• WHAT IS EXPECTED: The answer is one number: how many lines in the data below hold "content".

─── ENTRIES SUPPLIED

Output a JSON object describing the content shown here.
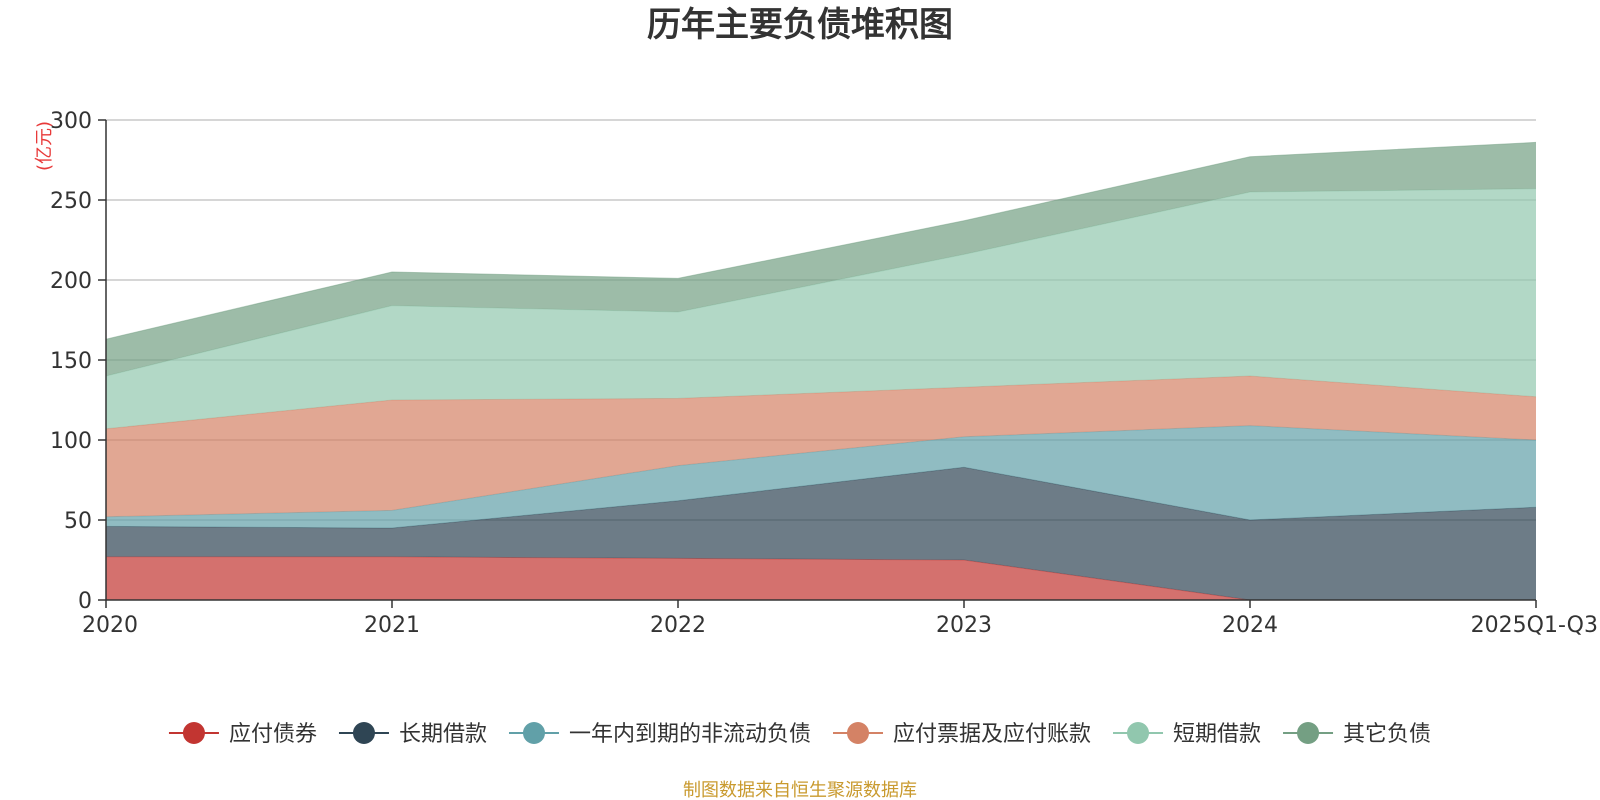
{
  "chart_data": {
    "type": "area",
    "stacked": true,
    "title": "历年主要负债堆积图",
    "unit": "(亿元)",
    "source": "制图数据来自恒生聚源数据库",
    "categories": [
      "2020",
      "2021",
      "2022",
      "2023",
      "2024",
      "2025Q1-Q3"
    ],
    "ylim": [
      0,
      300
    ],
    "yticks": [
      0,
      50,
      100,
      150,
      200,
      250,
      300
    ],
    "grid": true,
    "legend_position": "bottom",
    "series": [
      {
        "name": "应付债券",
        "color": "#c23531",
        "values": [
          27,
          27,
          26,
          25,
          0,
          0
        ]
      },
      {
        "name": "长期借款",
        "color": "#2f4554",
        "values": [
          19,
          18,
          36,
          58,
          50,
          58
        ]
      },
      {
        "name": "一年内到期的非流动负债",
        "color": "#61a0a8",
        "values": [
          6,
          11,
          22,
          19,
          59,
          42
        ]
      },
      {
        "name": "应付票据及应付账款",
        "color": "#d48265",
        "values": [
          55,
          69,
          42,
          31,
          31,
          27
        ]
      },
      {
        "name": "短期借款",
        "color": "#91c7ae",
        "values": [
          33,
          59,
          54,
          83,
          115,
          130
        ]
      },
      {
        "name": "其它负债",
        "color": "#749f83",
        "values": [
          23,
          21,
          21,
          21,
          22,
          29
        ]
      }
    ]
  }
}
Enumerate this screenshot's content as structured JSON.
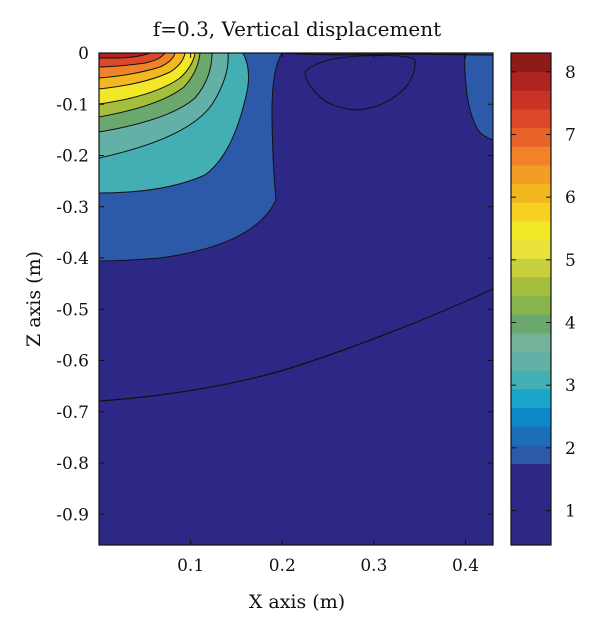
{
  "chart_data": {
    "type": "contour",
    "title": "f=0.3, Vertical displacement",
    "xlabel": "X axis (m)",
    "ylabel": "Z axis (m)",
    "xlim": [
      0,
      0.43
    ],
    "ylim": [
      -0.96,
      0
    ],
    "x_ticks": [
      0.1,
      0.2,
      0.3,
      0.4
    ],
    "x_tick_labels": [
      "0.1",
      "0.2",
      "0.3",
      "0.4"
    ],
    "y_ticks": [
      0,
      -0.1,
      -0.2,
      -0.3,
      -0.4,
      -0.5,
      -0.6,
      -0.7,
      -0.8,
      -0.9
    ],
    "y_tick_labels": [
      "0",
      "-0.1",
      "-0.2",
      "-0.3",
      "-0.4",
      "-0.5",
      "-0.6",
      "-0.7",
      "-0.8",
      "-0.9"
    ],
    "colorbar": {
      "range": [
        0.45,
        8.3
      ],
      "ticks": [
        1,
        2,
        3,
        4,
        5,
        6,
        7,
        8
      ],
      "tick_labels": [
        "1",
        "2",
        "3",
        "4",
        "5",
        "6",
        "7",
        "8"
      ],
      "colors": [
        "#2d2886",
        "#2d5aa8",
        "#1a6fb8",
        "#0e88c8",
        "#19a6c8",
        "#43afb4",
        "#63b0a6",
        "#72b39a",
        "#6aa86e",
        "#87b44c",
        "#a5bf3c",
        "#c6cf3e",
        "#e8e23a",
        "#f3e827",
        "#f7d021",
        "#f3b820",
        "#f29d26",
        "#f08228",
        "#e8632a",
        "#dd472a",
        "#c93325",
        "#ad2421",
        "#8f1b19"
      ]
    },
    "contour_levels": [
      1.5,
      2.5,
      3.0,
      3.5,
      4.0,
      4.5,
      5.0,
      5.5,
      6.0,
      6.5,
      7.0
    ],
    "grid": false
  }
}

──────

• RESULT FOR THIS TASK: 2